• **Given task**
Look through the listing and locate every line containing the word "besten"; copy those lines.

------

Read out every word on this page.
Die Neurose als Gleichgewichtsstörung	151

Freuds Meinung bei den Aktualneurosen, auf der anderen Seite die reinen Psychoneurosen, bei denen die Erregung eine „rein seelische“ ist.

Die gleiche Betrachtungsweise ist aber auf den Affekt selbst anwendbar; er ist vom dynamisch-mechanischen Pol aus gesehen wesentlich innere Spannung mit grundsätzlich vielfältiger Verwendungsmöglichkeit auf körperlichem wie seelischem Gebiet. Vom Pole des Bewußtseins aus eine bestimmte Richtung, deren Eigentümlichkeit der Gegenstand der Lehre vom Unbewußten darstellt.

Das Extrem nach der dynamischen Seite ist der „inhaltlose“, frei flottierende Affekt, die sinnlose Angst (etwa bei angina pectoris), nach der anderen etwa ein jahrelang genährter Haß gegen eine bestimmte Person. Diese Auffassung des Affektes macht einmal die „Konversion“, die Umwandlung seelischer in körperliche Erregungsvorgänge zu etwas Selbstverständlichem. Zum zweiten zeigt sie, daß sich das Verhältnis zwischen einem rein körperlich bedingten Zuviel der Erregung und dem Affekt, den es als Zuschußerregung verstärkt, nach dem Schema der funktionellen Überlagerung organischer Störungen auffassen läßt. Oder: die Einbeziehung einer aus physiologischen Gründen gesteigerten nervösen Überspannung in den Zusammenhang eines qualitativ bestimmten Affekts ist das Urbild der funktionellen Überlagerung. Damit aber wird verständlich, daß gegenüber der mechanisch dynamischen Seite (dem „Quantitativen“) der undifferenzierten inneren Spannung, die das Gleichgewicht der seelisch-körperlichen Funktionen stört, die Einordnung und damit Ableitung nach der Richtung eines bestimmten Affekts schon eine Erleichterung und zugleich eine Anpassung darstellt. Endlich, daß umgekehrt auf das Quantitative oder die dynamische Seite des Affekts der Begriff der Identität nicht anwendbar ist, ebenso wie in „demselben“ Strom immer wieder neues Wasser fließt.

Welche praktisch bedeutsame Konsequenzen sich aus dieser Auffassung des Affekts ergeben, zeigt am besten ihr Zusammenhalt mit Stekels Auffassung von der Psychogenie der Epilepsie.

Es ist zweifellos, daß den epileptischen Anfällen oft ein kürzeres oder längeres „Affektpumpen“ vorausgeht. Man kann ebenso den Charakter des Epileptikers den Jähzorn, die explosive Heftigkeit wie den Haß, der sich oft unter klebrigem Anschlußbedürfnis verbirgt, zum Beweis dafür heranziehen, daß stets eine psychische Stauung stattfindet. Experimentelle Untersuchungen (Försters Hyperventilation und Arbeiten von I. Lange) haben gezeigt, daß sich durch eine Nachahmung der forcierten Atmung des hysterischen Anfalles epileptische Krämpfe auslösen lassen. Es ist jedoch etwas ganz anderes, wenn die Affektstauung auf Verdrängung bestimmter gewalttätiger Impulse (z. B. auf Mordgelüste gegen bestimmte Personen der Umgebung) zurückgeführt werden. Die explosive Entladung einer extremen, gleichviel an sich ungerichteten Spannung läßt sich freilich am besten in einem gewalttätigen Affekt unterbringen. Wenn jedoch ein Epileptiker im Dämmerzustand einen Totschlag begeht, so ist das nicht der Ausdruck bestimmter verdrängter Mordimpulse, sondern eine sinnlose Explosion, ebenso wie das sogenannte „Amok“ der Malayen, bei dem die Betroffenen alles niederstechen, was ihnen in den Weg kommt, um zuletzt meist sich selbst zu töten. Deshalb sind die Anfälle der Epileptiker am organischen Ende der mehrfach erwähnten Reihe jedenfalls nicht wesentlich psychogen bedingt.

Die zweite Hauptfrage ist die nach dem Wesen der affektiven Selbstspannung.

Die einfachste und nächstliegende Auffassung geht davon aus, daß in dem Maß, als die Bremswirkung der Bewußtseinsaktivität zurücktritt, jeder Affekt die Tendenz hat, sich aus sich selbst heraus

------

• **Solution for this problem**
Welche praktisch bedeutsame Konsequenzen sich aus dieser Auffassung des Affekts ergeben, zeigt am besten ihr Zusammenhalt mit Stekels Auffassung von der Psychogenie der Epilepsie.
Es ist zweifellos, daß den epileptischen Anfällen oft ein kürzeres oder längeres „Affektpumpen“ vorausgeht. Man kann ebenso den Charakter des Epileptikers den Jähzorn, die explosive Heftigkeit wie den Haß, der sich oft unter klebrigem Anschlußbedürfnis verbirgt, zum Beweis dafür heranziehen, daß stets eine psychische Stauung stattfindet. Experimentelle Untersuchungen (Försters Hyperventilation und Arbeiten von I. Lange) haben gezeigt, daß sich durch eine Nachahmung der forcierten Atmung des hysterischen Anfalles epileptische Krämpfe auslösen lassen. Es ist jedoch etwas ganz anderes, wenn die Affektstauung auf Verdrängung bestimmter gewalttätiger Impulse (z. B. auf Mordgelüste gegen bestimmte Personen der Umgebung) zurückgeführt werden. Die explosive Entladung einer extremen, gleichviel an sich ungerichteten Spannung läßt sich freilich am besten in einem gewalttätigen Affekt unterbringen. Wenn jedoch ein Epileptiker im Dämmerzustand einen Totschlag begeht, so ist das nicht der Ausdruck bestimmter verdrängter Mordimpulse, sondern eine sinnlose Explosion, ebenso wie das sogenannte „Amok“ der Malayen, bei dem die Betroffenen alles niederstechen, was ihnen in den Weg kommt, um zuletzt meist sich selbst zu töten. Deshalb sind die Anfälle der Epileptiker am organischen Ende der mehrfach erwähnten Reihe jedenfalls nicht wesentlich psychogen bedingt.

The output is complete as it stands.